== Extracted material

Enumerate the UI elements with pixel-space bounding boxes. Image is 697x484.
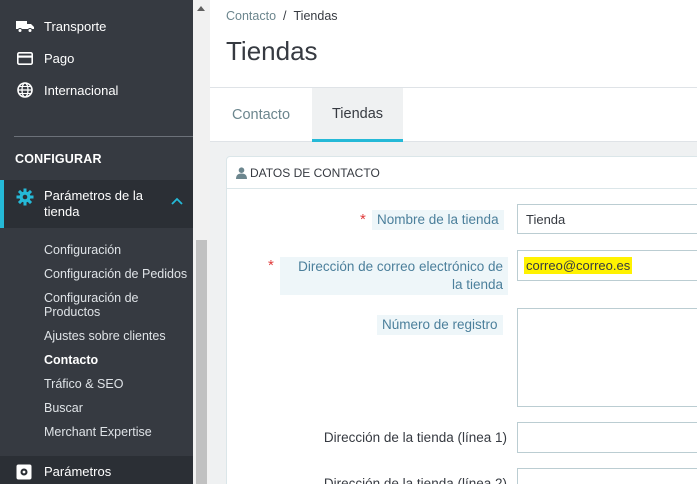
registration-label: Número de registro: [377, 315, 503, 335]
email-label: Dirección de correo electrónico de la ti…: [280, 257, 508, 295]
store-name-label: Nombre de la tienda: [372, 210, 504, 230]
sidebar-subitem-contacto[interactable]: Contacto: [44, 353, 98, 367]
panel-header: DATOS DE CONTACTO: [227, 157, 697, 189]
sidebar-subitem-configuracion[interactable]: Configuración: [44, 243, 121, 257]
gear-icon: [16, 188, 34, 211]
user-icon: [236, 166, 247, 179]
sidebar-item-label: Parámetros: [44, 464, 112, 479]
required-marker: *: [360, 211, 366, 228]
sidebar-item-label: Parámetros de la tienda: [44, 188, 143, 219]
tab-tiendas[interactable]: Tiendas: [312, 88, 403, 142]
required-marker: *: [268, 257, 274, 274]
sidebar-item-parametros-tienda[interactable]: Parámetros de la tienda: [0, 180, 193, 228]
email-value: correo@correo.es: [524, 257, 633, 274]
store-name-value: Tienda: [526, 211, 566, 227]
sidebar-scrollbar[interactable]: [193, 0, 210, 484]
globe-icon: [16, 82, 34, 98]
chevron-up-icon[interactable]: [171, 192, 183, 210]
sidebar-subitem-trafico-seo[interactable]: Tráfico & SEO: [44, 377, 123, 391]
sidebar-item-label: Transporte: [44, 18, 107, 34]
page-title: Tiendas: [226, 36, 318, 66]
sidebar: Transporte Pago Internacional CONFIGURAR…: [0, 0, 193, 484]
scroll-thumb[interactable]: [196, 240, 207, 484]
tab-bar: Contacto Tiendas: [210, 88, 697, 142]
credit-card-icon: [16, 50, 34, 66]
sidebar-subitem-config-productos[interactable]: Configuración de Productos: [44, 291, 184, 319]
sidebar-item-label: Internacional: [44, 82, 119, 98]
sidebar-subitem-merchant-expertise[interactable]: Merchant Expertise: [44, 425, 152, 439]
sidebar-subitem-ajustes-clientes[interactable]: Ajustes sobre clientes: [44, 329, 166, 343]
truck-icon: [16, 18, 34, 34]
sidebar-subitem-buscar[interactable]: Buscar: [44, 401, 83, 415]
breadcrumb-parent[interactable]: Contacto: [226, 9, 276, 23]
breadcrumb: Contacto / Tiendas: [226, 9, 338, 23]
registration-textarea[interactable]: [517, 308, 697, 407]
address1-label: Dirección de la tienda (línea 1): [323, 430, 507, 445]
email-input[interactable]: correo@correo.es: [517, 250, 697, 281]
page-header: Contacto / Tiendas Tiendas: [210, 0, 697, 88]
store-name-input[interactable]: Tienda: [517, 204, 697, 234]
cog-box-icon: [16, 464, 32, 484]
breadcrumb-current: Tiendas: [293, 9, 338, 23]
panel-title: DATOS DE CONTACTO: [250, 165, 380, 180]
sidebar-item-parametros[interactable]: Parámetros: [0, 456, 193, 484]
address1-input[interactable]: [517, 422, 697, 453]
sidebar-item-pago[interactable]: Pago: [0, 42, 193, 74]
address2-label: Dirección de la tienda (línea 2): [323, 476, 507, 484]
sidebar-item-label: Pago: [44, 50, 75, 66]
tab-contacto[interactable]: Contacto: [210, 88, 312, 142]
sidebar-section-title: CONFIGURAR: [15, 152, 102, 166]
breadcrumb-separator: /: [283, 9, 287, 23]
sidebar-divider: [14, 136, 193, 137]
sidebar-item-internacional[interactable]: Internacional: [0, 74, 193, 106]
address2-input[interactable]: [517, 468, 697, 484]
sidebar-item-transporte[interactable]: Transporte: [0, 10, 193, 42]
sidebar-subitem-config-pedidos[interactable]: Configuración de Pedidos: [44, 267, 187, 281]
scroll-up-arrow-icon[interactable]: [197, 6, 205, 11]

====

• [What this task involves]:
Could you lay out every line of the material above as a Markdown table with the columns Row and Line, numbering the rows and skipping blank lines and pictures?

• [Output]:
| Row | Line |
|---|---|
| 1 | Enumerate the UI elements with pixel-space bounding boxes. Image is 697x484. |
| 2 | registration-label: Número de registro: [377, 315, 503, 335] |
| 3 | email-label: Dirección de correo electrónico de la ti…: [280, 257, 508, 295] |
| 4 | store-name-label: Nombre de la tienda: [372, 210, 504, 230] |
| 5 | sidebar-subitem-contacto[interactable]: Contacto: [44, 353, 98, 367] |
| 6 | panel-header: DATOS DE CONTACTO: [227, 157, 697, 189] |
| 7 | sidebar-subitem-configuracion[interactable]: Configuración: [44, 243, 121, 257] |
| 8 | gear-icon: [16, 188, 34, 211] |
| 9 | user-icon: [236, 166, 247, 179] |
| 10 | sidebar-item-label: Parámetros: [44, 464, 112, 479] |
| 11 | required-marker: *: [360, 211, 366, 228] |
| 12 | sidebar-item-label: Parámetros de la tienda: [44, 188, 143, 219] |
| 13 | tab-tiendas[interactable]: Tiendas: [312, 88, 403, 142] |
| 14 | required-marker: *: [268, 257, 274, 274] |
| 15 | sidebar-item-parametros-tienda[interactable]: Parámetros de la tienda: [0, 180, 193, 228] |
| 16 | email-value: correo@correo.es: [524, 257, 633, 274] |
| 17 | store-name-value: Tienda: [526, 211, 566, 227] |
| 18 | sidebar-scrollbar[interactable]: [193, 0, 210, 484] |
| 19 | globe-icon: [16, 82, 34, 98] |
| 20 | chevron-up-icon[interactable]: [171, 192, 183, 210] |
| 21 | sidebar-subitem-trafico-seo[interactable]: Tráfico & SEO: [44, 377, 123, 391] |
| 22 | sidebar-item-label: Transporte: [44, 18, 107, 34] |
| 23 | page-title: Tiendas: [226, 36, 318, 66] |
| 24 | sidebar: Transporte Pago Internacional CONFIGURAR…: [0, 0, 193, 484] |
| 25 | scroll-thumb[interactable]: [196, 240, 207, 484] |
| 26 | tab-bar: Contacto Tiendas: [210, 88, 697, 142] |
| 27 | credit-card-icon: [16, 50, 34, 66] |
| 28 | sidebar-subitem-config-productos[interactable]: Configuración de Productos: [44, 291, 184, 319] |
| 29 | sidebar-item-label: Internacional: [44, 82, 119, 98] |
| 30 | sidebar-subitem-merchant-expertise[interactable]: Merchant Expertise: [44, 425, 152, 439] |
| 31 | sidebar-subitem-ajustes-clientes[interactable]: Ajustes sobre clientes: [44, 329, 166, 343] |
| 32 | truck-icon: [16, 18, 34, 34] |
| 33 | sidebar-subitem-buscar[interactable]: Buscar: [44, 401, 83, 415] |
| 34 | breadcrumb-parent[interactable]: Contacto: [226, 9, 276, 23] |
| 35 | breadcrumb: Contacto / Tiendas: [226, 9, 338, 23] |
| 36 | registration-textarea[interactable]: [517, 308, 697, 407] |
| 37 | address1-label: Dirección de la tienda (línea 1): [323, 430, 507, 445] |
| 38 | email-input[interactable]: correo@correo.es: [517, 250, 697, 281] |
| 39 | page-header: Contacto / Tiendas Tiendas: [210, 0, 697, 88] |
| 40 | store-name-input[interactable]: Tienda: [517, 204, 697, 234] |
| 41 | cog-box-icon: [16, 464, 32, 484] |
| 42 | breadcrumb-current: Tiendas: [293, 9, 338, 23] |
| 43 | panel-title: DATOS DE CONTACTO: [250, 165, 380, 180] |
| 44 | sidebar-item-parametros[interactable]: Parámetros: [0, 456, 193, 484] |
| 45 | address1-input[interactable]: [517, 422, 697, 453] |
| 46 | sidebar-item-pago[interactable]: Pago: [0, 42, 193, 74] |
| 47 | address2-label: Dirección de la tienda (línea 2): [323, 476, 507, 484] |
| 48 | sidebar-item-label: Pago: [44, 50, 75, 66] |
| 49 | tab-contacto[interactable]: Contacto: [210, 88, 312, 142] |
| 50 | sidebar-section-title: CONFIGURAR: [15, 152, 102, 166] |
| 51 | breadcrumb-separator: /: [283, 9, 287, 23] |
| 52 | sidebar-divider: [14, 136, 193, 137] |
| 53 | sidebar-item-internacional[interactable]: Internacional: [0, 74, 193, 106] |
| 54 | address2-input[interactable]: [517, 468, 697, 484] |
| 55 | sidebar-item-transporte[interactable]: Transporte: [0, 10, 193, 42] |
| 56 | sidebar-subitem-config-pedidos[interactable]: Configuración de Pedidos: [44, 267, 187, 281] |
| 57 | scroll-up-arrow-icon[interactable]: [197, 6, 205, 11] |